++++ SUPPLIED DATA ++++

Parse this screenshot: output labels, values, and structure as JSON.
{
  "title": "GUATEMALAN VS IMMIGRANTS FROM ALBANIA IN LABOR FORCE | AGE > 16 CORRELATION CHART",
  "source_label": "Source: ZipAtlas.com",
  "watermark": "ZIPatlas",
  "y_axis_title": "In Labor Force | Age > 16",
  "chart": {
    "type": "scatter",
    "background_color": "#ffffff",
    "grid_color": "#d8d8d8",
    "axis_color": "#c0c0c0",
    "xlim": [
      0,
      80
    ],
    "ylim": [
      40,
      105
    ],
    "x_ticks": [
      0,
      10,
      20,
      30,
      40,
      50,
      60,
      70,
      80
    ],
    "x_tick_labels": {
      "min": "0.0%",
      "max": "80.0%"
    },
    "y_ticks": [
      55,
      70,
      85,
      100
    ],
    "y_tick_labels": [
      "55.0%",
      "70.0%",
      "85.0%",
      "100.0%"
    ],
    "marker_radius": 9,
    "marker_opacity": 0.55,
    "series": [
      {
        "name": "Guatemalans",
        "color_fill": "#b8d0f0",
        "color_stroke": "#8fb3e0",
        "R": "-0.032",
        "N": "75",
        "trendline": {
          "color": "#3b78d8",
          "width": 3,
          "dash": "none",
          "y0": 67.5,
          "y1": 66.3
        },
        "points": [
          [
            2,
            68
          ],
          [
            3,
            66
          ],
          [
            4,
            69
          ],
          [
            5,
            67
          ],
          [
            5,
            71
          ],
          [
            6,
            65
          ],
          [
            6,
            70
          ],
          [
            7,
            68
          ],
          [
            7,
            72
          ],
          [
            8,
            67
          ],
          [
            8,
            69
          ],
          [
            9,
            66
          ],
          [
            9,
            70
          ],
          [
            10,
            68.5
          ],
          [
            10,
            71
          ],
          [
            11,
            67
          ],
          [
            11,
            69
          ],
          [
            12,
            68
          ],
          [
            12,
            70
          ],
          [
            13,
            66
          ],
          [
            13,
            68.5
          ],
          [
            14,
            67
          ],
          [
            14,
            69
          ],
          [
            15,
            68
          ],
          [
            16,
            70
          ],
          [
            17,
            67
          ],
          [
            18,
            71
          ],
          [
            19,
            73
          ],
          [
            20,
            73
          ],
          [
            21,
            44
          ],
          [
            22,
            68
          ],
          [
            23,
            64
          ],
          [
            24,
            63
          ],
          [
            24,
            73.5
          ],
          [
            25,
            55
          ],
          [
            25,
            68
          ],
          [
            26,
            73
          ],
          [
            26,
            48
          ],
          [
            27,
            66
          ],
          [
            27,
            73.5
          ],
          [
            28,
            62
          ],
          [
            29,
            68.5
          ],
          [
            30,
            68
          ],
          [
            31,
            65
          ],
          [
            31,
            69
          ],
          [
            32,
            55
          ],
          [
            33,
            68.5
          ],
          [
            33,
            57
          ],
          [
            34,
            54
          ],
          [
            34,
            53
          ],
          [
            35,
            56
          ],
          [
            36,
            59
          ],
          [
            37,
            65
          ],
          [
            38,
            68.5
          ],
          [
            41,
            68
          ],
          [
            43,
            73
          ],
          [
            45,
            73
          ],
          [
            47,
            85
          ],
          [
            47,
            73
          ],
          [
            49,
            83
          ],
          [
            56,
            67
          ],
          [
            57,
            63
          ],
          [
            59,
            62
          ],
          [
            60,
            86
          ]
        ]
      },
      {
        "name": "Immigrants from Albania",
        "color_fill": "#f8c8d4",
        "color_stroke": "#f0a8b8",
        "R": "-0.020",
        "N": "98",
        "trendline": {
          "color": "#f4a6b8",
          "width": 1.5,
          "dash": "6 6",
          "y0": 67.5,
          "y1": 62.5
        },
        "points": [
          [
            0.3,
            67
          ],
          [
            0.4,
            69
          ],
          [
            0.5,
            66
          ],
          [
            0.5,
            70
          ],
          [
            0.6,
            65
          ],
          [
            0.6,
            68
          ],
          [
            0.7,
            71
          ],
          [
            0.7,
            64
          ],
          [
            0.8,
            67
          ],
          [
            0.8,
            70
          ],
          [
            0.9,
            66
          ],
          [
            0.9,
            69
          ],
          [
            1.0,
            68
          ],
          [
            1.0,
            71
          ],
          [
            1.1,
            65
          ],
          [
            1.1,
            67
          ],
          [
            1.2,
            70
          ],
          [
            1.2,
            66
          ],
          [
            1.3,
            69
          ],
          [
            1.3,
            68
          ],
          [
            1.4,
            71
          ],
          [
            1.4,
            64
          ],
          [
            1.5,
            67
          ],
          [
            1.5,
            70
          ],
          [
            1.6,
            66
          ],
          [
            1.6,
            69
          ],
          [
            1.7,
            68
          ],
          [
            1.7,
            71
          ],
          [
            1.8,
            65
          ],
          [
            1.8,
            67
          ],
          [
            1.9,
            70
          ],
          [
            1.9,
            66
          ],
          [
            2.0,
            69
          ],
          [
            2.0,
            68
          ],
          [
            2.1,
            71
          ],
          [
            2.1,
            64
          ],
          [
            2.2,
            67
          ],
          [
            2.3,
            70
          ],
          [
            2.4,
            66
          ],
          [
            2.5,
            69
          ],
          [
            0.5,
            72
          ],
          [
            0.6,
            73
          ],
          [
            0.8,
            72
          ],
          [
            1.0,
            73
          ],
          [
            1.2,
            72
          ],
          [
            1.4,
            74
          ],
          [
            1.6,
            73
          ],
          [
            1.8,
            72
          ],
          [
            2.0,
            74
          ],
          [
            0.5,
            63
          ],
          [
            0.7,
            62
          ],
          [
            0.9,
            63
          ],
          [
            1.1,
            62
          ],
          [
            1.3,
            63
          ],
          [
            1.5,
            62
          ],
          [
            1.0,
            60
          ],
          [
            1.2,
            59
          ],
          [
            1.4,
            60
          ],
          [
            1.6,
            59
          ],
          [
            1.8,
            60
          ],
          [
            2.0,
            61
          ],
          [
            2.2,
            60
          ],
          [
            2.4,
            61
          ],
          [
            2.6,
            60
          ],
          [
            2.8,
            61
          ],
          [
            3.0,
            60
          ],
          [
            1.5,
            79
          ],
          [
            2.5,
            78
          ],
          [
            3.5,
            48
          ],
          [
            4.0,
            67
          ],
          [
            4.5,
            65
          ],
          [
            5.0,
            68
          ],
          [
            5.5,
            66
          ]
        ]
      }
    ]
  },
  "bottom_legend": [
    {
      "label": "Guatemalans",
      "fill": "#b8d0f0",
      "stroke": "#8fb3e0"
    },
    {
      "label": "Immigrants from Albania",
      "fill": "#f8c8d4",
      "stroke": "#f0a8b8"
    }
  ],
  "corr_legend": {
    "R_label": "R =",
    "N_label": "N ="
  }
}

++++

_WORK REQUIRED_
Restate the data above word for word, please.

_SOLUTION FOR THIS PROBLEM_
Parse this screenshot: output labels, values, and structure as JSON.
{
  "title": "GUATEMALAN VS IMMIGRANTS FROM ALBANIA IN LABOR FORCE | AGE > 16 CORRELATION CHART",
  "source_label": "Source: ZipAtlas.com",
  "watermark": "ZIPatlas",
  "y_axis_title": "In Labor Force | Age > 16",
  "chart": {
    "type": "scatter",
    "background_color": "#ffffff",
    "grid_color": "#d8d8d8",
    "axis_color": "#c0c0c0",
    "xlim": [
      0,
      80
    ],
    "ylim": [
      40,
      105
    ],
    "x_ticks": [
      0,
      10,
      20,
      30,
      40,
      50,
      60,
      70,
      80
    ],
    "x_tick_labels": {
      "min": "0.0%",
      "max": "80.0%"
    },
    "y_ticks": [
      55,
      70,
      85,
      100
    ],
    "y_tick_labels": [
      "55.0%",
      "70.0%",
      "85.0%",
      "100.0%"
    ],
    "marker_radius": 9,
    "marker_opacity": 0.55,
    "series": [
      {
        "name": "Guatemalans",
        "color_fill": "#b8d0f0",
        "color_stroke": "#8fb3e0",
        "R": "-0.032",
        "N": "75",
        "trendline": {
          "color": "#3b78d8",
          "width": 3,
          "dash": "none",
          "y0": 67.5,
          "y1": 66.3
        },
        "points": [
          [
            2,
            68
          ],
          [
            3,
            66
          ],
          [
            4,
            69
          ],
          [
            5,
            67
          ],
          [
            5,
            71
          ],
          [
            6,
            65
          ],
          [
            6,
            70
          ],
          [
            7,
            68
          ],
          [
            7,
            72
          ],
          [
            8,
            67
          ],
          [
            8,
            69
          ],
          [
            9,
            66
          ],
          [
            9,
            70
          ],
          [
            10,
            68.5
          ],
          [
            10,
            71
          ],
          [
            11,
            67
          ],
          [
            11,
            69
          ],
          [
            12,
            68
          ],
          [
            12,
            70
          ],
          [
            13,
            66
          ],
          [
            13,
            68.5
          ],
          [
            14,
            67
          ],
          [
            14,
            69
          ],
          [
            15,
            68
          ],
          [
            16,
            70
          ],
          [
            17,
            67
          ],
          [
            18,
            71
          ],
          [
            19,
            73
          ],
          [
            20,
            73
          ],
          [
            21,
            44
          ],
          [
            22,
            68
          ],
          [
            23,
            64
          ],
          [
            24,
            63
          ],
          [
            24,
            73.5
          ],
          [
            25,
            55
          ],
          [
            25,
            68
          ],
          [
            26,
            73
          ],
          [
            26,
            48
          ],
          [
            27,
            66
          ],
          [
            27,
            73.5
          ],
          [
            28,
            62
          ],
          [
            29,
            68.5
          ],
          [
            30,
            68
          ],
          [
            31,
            65
          ],
          [
            31,
            69
          ],
          [
            32,
            55
          ],
          [
            33,
            68.5
          ],
          [
            33,
            57
          ],
          [
            34,
            54
          ],
          [
            34,
            53
          ],
          [
            35,
            56
          ],
          [
            36,
            59
          ],
          [
            37,
            65
          ],
          [
            38,
            68.5
          ],
          [
            41,
            68
          ],
          [
            43,
            73
          ],
          [
            45,
            73
          ],
          [
            47,
            85
          ],
          [
            47,
            73
          ],
          [
            49,
            83
          ],
          [
            56,
            67
          ],
          [
            57,
            63
          ],
          [
            59,
            62
          ],
          [
            60,
            86
          ]
        ]
      },
      {
        "name": "Immigrants from Albania",
        "color_fill": "#f8c8d4",
        "color_stroke": "#f0a8b8",
        "R": "-0.020",
        "N": "98",
        "trendline": {
          "color": "#f4a6b8",
          "width": 1.5,
          "dash": "6 6",
          "y0": 67.5,
          "y1": 62.5
        },
        "points": [
          [
            0.3,
            67
          ],
          [
            0.4,
            69
          ],
          [
            0.5,
            66
          ],
          [
            0.5,
            70
          ],
          [
            0.6,
            65
          ],
          [
            0.6,
            68
          ],
          [
            0.7,
            71
          ],
          [
            0.7,
            64
          ],
          [
            0.8,
            67
          ],
          [
            0.8,
            70
          ],
          [
            0.9,
            66
          ],
          [
            0.9,
            69
          ],
          [
            1.0,
            68
          ],
          [
            1.0,
            71
          ],
          [
            1.1,
            65
          ],
          [
            1.1,
            67
          ],
          [
            1.2,
            70
          ],
          [
            1.2,
            66
          ],
          [
            1.3,
            69
          ],
          [
            1.3,
            68
          ],
          [
            1.4,
            71
          ],
          [
            1.4,
            64
          ],
          [
            1.5,
            67
          ],
          [
            1.5,
            70
          ],
          [
            1.6,
            66
          ],
          [
            1.6,
            69
          ],
          [
            1.7,
            68
          ],
          [
            1.7,
            71
          ],
          [
            1.8,
            65
          ],
          [
            1.8,
            67
          ],
          [
            1.9,
            70
          ],
          [
            1.9,
            66
          ],
          [
            2.0,
            69
          ],
          [
            2.0,
            68
          ],
          [
            2.1,
            71
          ],
          [
            2.1,
            64
          ],
          [
            2.2,
            67
          ],
          [
            2.3,
            70
          ],
          [
            2.4,
            66
          ],
          [
            2.5,
            69
          ],
          [
            0.5,
            72
          ],
          [
            0.6,
            73
          ],
          [
            0.8,
            72
          ],
          [
            1.0,
            73
          ],
          [
            1.2,
            72
          ],
          [
            1.4,
            74
          ],
          [
            1.6,
            73
          ],
          [
            1.8,
            72
          ],
          [
            2.0,
            74
          ],
          [
            0.5,
            63
          ],
          [
            0.7,
            62
          ],
          [
            0.9,
            63
          ],
          [
            1.1,
            62
          ],
          [
            1.3,
            63
          ],
          [
            1.5,
            62
          ],
          [
            1.0,
            60
          ],
          [
            1.2,
            59
          ],
          [
            1.4,
            60
          ],
          [
            1.6,
            59
          ],
          [
            1.8,
            60
          ],
          [
            2.0,
            61
          ],
          [
            2.2,
            60
          ],
          [
            2.4,
            61
          ],
          [
            2.6,
            60
          ],
          [
            2.8,
            61
          ],
          [
            3.0,
            60
          ],
          [
            1.5,
            79
          ],
          [
            2.5,
            78
          ],
          [
            3.5,
            48
          ],
          [
            4.0,
            67
          ],
          [
            4.5,
            65
          ],
          [
            5.0,
            68
          ],
          [
            5.5,
            66
          ]
        ]
      }
    ]
  },
  "bottom_legend": [
    {
      "label": "Guatemalans",
      "fill": "#b8d0f0",
      "stroke": "#8fb3e0"
    },
    {
      "label": "Immigrants from Albania",
      "fill": "#f8c8d4",
      "stroke": "#f0a8b8"
    }
  ],
  "corr_legend": {
    "R_label": "R =",
    "N_label": "N ="
  }
}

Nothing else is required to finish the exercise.